BRIEF 1
In the patent description of torque and thrust sensing during machining, what does the output signal of the linear variable differential transformer indicate?
BRIEF 2
Write the next part of the patent description of torque and thrust sensing during machining, picking up after its final sentence.

This invention relates to load sensing devices designed to detect the quality level of the machining process during the machining operation, and more specifically, to sensors or transducers used in such devices for monitoring applied torque and axial loading.
In a recently developed method for detecting the quality of the machining process during machining operations, the torque and axial thrust applied either to the tool, part or holder is sensed during the machining operation, and an electrical signal emitted to determine the "signature" of that operation. The "signature" is compared with signatures of previously machined parts to determine quality level limits for each segment of an operation. The quality of parts machined has a direct correlation to the quality of the machining process.
For example, a first set of sensors mounted to a drill chuck indicate the axial thrust of the drill against the workpiece, while a second set of sensors also mounted to the chuck indicate the torque developed between the drill and the driving source during the various segments of the drilling process.
The drilling process may be conveniently divided into four segments: the first occurring prior to applying the drill to the workpiece, the second occurring as the drill enters the workpiece, the third occurring during the drilling operation, and the fourth occurring as the drill breaks through the workpiece upon completing the drilling operation.
Minimum and maximum limits for torque and axial force for each segment may be determined from prior satisfactory drilling operations. These limits provide comparison guides which indicate whether or not a particular operation is being performed properly at the time it is being carried out. Defective workpieces, defective tools, and malfunctioning machinery including such components as bearings and cams are indicated immediately; and, this indication can be used to actuate an automatic shutdown, an alarm, or other means of alerting the operator to prevent further damage to parts, tools or machinery. This method provides an additional advantage in that the degradation of the tools and machinery as well as the material composition of stock can be monitored to provide an alert that corrective action is required prior to the occurrence of any damage.
To further illustrate the process by which a machining operation "signature" is obtained, reference is made to FIGS. 5 through 8. These Figures disclose a workpiece 510 positioned to have material removed therefrom by a drill 512. The drill 512 rotates a drill bit 514 in a well known manner and the drill bit 514 is disposed so as to penetrate and pass through the workpiece 510 upon relative rotation of the bit 514 and the workpiece 510. The transducer 516 is associated with the drill 512 to sense the torque required to effect rotation of the bit 514 as it passes through the workpiece 510. The torque and force signal monitored by the transducer 516 are directed along the line 520 to a programmable controller 522. A linear variable differential transformer 524 is associated with the drill 512 and provides an output signal on line 526 which is directed to the programmable controller 522 and which is indicative of the position of the drill 512 with respect to the workpiece 510. The linear variable differential transformer 524 includes a probe 530 associated therewith which physically contacts a surface of the workpiece 510 and provides a variable output signal to the programmable controller 522 which is indicative of the relative position of the cutting tool 514 with respect to the workpiece 510. Power supply 532 is provided for energizing the programmable controller 522 in a well known fashion.

ITEMS
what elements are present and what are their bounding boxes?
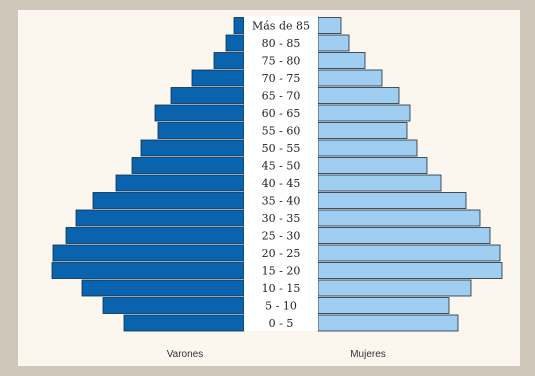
male-bar bbox=[102, 297, 245, 314]
male-bar bbox=[115, 174, 245, 192]
female-bar bbox=[317, 52, 366, 69]
male-bar bbox=[191, 69, 245, 87]
male-bar bbox=[52, 244, 245, 262]
age-group-label: 75 - 80 bbox=[262, 55, 301, 68]
age-group-label: 30 - 35 bbox=[262, 212, 301, 225]
female-bar bbox=[317, 104, 411, 122]
age-group-label: 65 - 70 bbox=[262, 90, 301, 103]
female-bar bbox=[317, 209, 481, 227]
male-bar bbox=[75, 209, 245, 227]
male-bar bbox=[140, 139, 245, 157]
age-group-label: 70 - 75 bbox=[262, 72, 301, 85]
age-group-label: 15 - 20 bbox=[262, 265, 301, 278]
female-bar bbox=[317, 69, 383, 87]
male-bar bbox=[157, 122, 245, 139]
age-group-label: 20 - 25 bbox=[262, 247, 301, 260]
female-bar bbox=[317, 244, 501, 262]
male-bar bbox=[123, 314, 245, 332]
age-group-label: 45 - 50 bbox=[262, 160, 301, 173]
male-bar bbox=[225, 34, 245, 52]
male-bar bbox=[81, 279, 245, 297]
male-axis-label: Varones bbox=[167, 349, 204, 360]
female-bars bbox=[317, 17, 503, 332]
male-bar bbox=[51, 262, 245, 279]
age-group-label: 0 - 5 bbox=[269, 317, 294, 330]
age-group-label: 40 - 45 bbox=[262, 177, 301, 190]
age-group-label: 35 - 40 bbox=[262, 195, 301, 208]
age-group-label: 60 - 65 bbox=[262, 107, 301, 120]
female-bar bbox=[317, 87, 400, 104]
age-group-label: 5 - 10 bbox=[265, 300, 297, 313]
female-bar bbox=[317, 314, 459, 332]
male-bar bbox=[154, 104, 245, 122]
male-bar bbox=[92, 192, 245, 209]
male-bar bbox=[170, 87, 245, 104]
male-bar bbox=[213, 52, 245, 69]
female-bar bbox=[317, 297, 450, 314]
age-label-column bbox=[244, 16, 318, 331]
female-bar bbox=[317, 227, 491, 244]
female-bar bbox=[317, 139, 418, 157]
age-group-label: 50 - 55 bbox=[262, 142, 301, 155]
male-bar bbox=[233, 17, 245, 34]
age-group-label: Más de 85 bbox=[252, 20, 310, 33]
female-bar bbox=[317, 122, 408, 139]
male-bars bbox=[51, 17, 245, 332]
female-bar bbox=[317, 279, 472, 297]
age-group-label: 80 - 85 bbox=[262, 37, 301, 50]
female-bar bbox=[317, 174, 442, 192]
female-bar bbox=[317, 17, 342, 34]
female-bar bbox=[317, 192, 467, 209]
female-bar bbox=[317, 34, 350, 52]
female-axis-label: Mujeres bbox=[350, 349, 386, 360]
age-labels: 0 - 5 5 - 10 10 - 15 15 - 20 20 - 25 25 - 30 3… bbox=[252, 20, 310, 331]
age-group-label: 10 - 15 bbox=[262, 282, 301, 295]
female-bar bbox=[317, 157, 428, 174]
female-bar bbox=[317, 262, 503, 279]
male-bar bbox=[65, 227, 245, 244]
age-group-label: 25 - 30 bbox=[262, 230, 301, 243]
male-bar bbox=[131, 157, 245, 174]
age-group-label: 55 - 60 bbox=[262, 125, 301, 138]
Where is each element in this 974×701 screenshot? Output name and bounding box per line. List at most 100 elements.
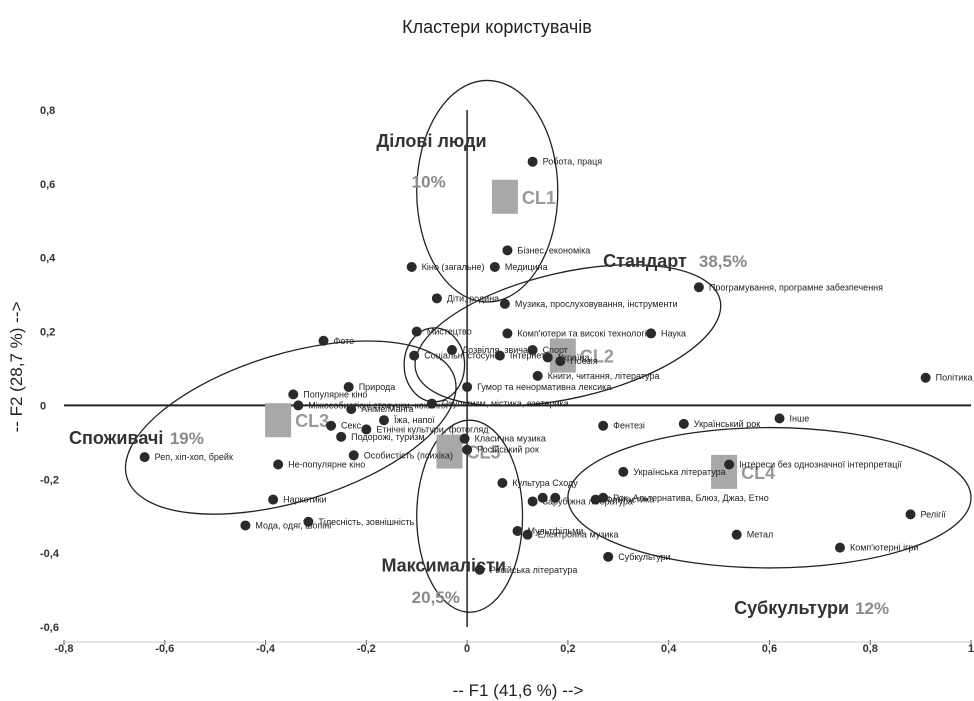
data-point	[774, 413, 785, 424]
x-tick-label: -0,2	[357, 643, 376, 655]
data-point	[293, 400, 304, 411]
point-label: Інтереси без однозначної інтерпретації	[739, 460, 902, 470]
data-point	[598, 492, 609, 503]
data-point	[406, 261, 417, 272]
point-label: Окультизм, містика, езотерика	[442, 399, 569, 409]
point-label: Дозвілля, звичаї	[462, 345, 531, 355]
data-point	[303, 516, 314, 527]
data-point	[139, 452, 150, 463]
data-point	[678, 418, 689, 429]
point-label: Їжа, напої	[394, 415, 435, 425]
y-tick-label: -0,6	[40, 622, 59, 634]
point-label: Природа	[359, 382, 396, 392]
point-label: Тілесність, зовнішність	[318, 517, 414, 527]
point-label: Метал	[747, 530, 774, 540]
y-tick-label: 0,4	[40, 253, 56, 265]
data-point	[474, 564, 485, 575]
data-point	[336, 431, 347, 442]
point-label: Гумор та ненормативна лексика	[477, 382, 611, 392]
point-label: Книги, читання, література	[548, 371, 660, 381]
point-label: Не-популярне кіно	[288, 460, 365, 470]
x-tick-label: 0,6	[762, 643, 777, 655]
centroid-marker	[265, 403, 292, 438]
data-point	[326, 420, 337, 431]
data-point	[318, 335, 329, 346]
data-point	[527, 345, 538, 356]
data-point	[346, 404, 357, 415]
cluster-name: Ділові люди	[376, 131, 486, 151]
y-axis-label: -- F2 (28,7 %) -->	[7, 302, 26, 433]
centroid-label: CL1	[522, 188, 556, 208]
data-point	[361, 424, 372, 435]
point-label: Подорожі, туризм	[351, 432, 424, 442]
cluster-percent: 19%	[170, 429, 204, 448]
data-point	[537, 492, 548, 503]
point-label: Україна	[558, 352, 590, 362]
cluster-percent: 10%	[412, 173, 446, 192]
point-label: Електронна музика	[538, 530, 619, 540]
data-point	[905, 509, 916, 520]
cluster-name: Максималісти	[381, 556, 506, 576]
point-label: Програмування, програмне забезпечення	[709, 282, 883, 292]
x-tick-label: 0,4	[661, 643, 677, 655]
data-point	[268, 494, 279, 505]
point-label: Мультфільми	[528, 526, 584, 536]
x-tick-label: 0	[464, 643, 470, 655]
point-label: Музика, прослуховування, інструменти	[515, 299, 678, 309]
data-point	[646, 328, 657, 339]
data-point	[426, 398, 437, 409]
x-tick-label: 0,2	[560, 643, 575, 655]
y-tick-label: 0,8	[40, 105, 55, 117]
point-label: Російська література	[490, 565, 578, 575]
point-label: Релігії	[921, 509, 947, 519]
centroid-marker	[711, 454, 738, 489]
y-tick-label: 0,2	[40, 327, 55, 339]
cluster-ellipse	[416, 419, 524, 613]
point-label: Український рок	[694, 419, 760, 429]
point-label: Інтернет	[510, 351, 545, 361]
cluster-ellipse	[416, 79, 559, 303]
centroid-label: CL3	[295, 411, 329, 431]
point-label: Поезія	[570, 356, 597, 366]
point-label: Культура Сходу	[512, 478, 578, 488]
data-point	[409, 350, 420, 361]
point-label: Етнічні культури, фотогляд	[376, 424, 489, 434]
point-label: Політика	[936, 373, 973, 383]
y-tick-label: 0	[40, 400, 46, 412]
cluster-ellipse	[124, 340, 457, 515]
data-point	[459, 433, 470, 444]
data-point	[693, 282, 704, 293]
data-point	[462, 381, 473, 392]
data-point	[724, 459, 735, 470]
cluster-name: Стандарт	[603, 251, 687, 271]
point-label: Бізнес, економіка	[517, 245, 590, 255]
x-tick-label: -0,6	[155, 643, 174, 655]
cluster-ellipse	[567, 426, 972, 569]
x-tick-label: 1	[968, 643, 974, 655]
data-point	[489, 261, 500, 272]
cluster-name: Субкультури	[734, 598, 849, 618]
x-axis-label: -- F1 (41,6 %) -->	[453, 681, 584, 700]
point-label: Наркотики	[283, 495, 326, 505]
data-point	[512, 525, 523, 536]
chart-title: Кластери користувачів	[402, 17, 592, 37]
data-point	[348, 450, 359, 461]
point-label: Робота, праця	[543, 157, 603, 167]
point-label: Особистість (психіка)	[364, 450, 453, 460]
point-label: Медицина	[505, 262, 548, 272]
data-point	[499, 298, 510, 309]
centroid-marker	[491, 179, 518, 214]
point-label: Популярне кіно	[303, 389, 367, 399]
cluster-percent: 38,5%	[699, 252, 747, 271]
data-point	[731, 529, 742, 540]
data-point	[834, 542, 845, 553]
point-label: Інше	[790, 413, 810, 423]
data-point	[288, 389, 299, 400]
point-label: Кіно (загальне)	[422, 262, 485, 272]
cluster-ellipse	[403, 327, 466, 403]
point-label: Мода, одяг, шопінг	[255, 520, 333, 530]
point-label: Спорт	[543, 345, 568, 355]
data-point	[240, 520, 251, 531]
point-label: Наука	[661, 328, 686, 338]
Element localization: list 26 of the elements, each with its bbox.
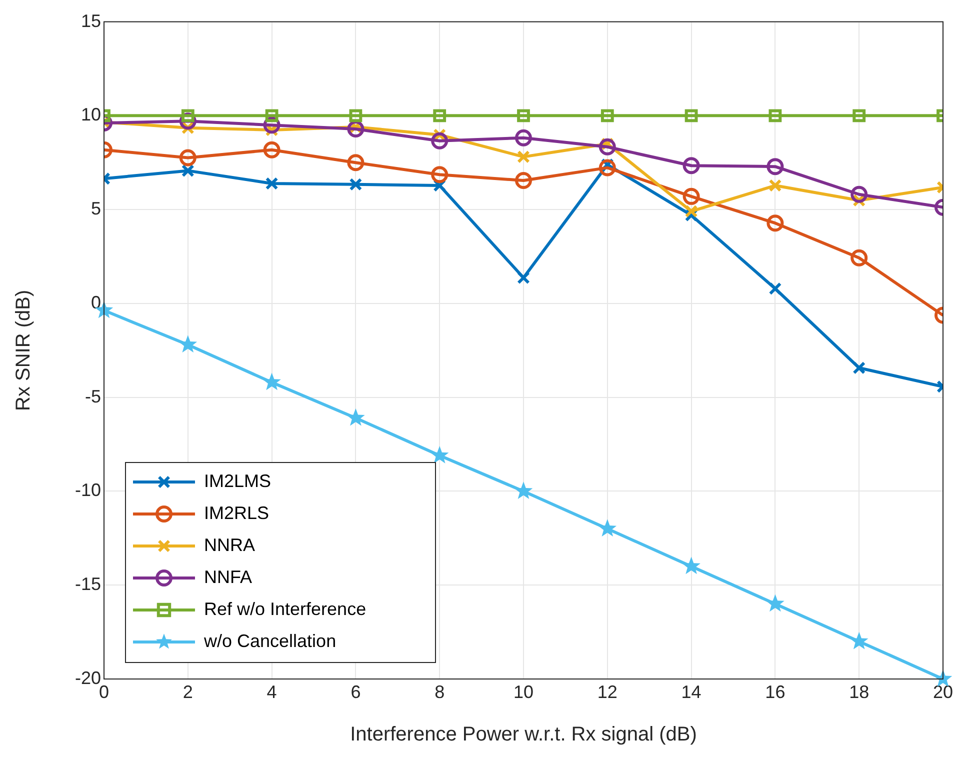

RESULT 1
The position of the drill with respect to the workpiece.

RESULT 2
In the example ilustrated in FIG. 5, for the drilling of a hole in a wall 518 of the workpiece 510, the torque required to effect rotation of bit 514 will be very low prior to the bit 514 engaging the wall portion 518 of the workpiece 510. As the bit penetrates the wall 519, the torque required to effect rotation of the bit 514 will increase to a higher, relatively constant level until the bit 514 starts to exit from the wall portion 518. At that time the torque required to effect rotation of the bit 514 will drop substantially.
By sensing the torque required to effect the rotation of bit 514 as the bit penetrates and passes through the wall portion 518, various quality characteristics of the workpiece 510 can be determined to determine whether the workpiece 510 is an acceptable workpiece meeting predetermined quality standards. For example, the thickness of the wall 518 can be sensed or the hardness of the material forming the wall 518 can be sensed. "Unusual" signatures not explained by the condition of the tool or workpiece are generally indicative of machine wear or failure. The "unusual" signatures can be catalogued to aid in predicting the need for machine maintenance.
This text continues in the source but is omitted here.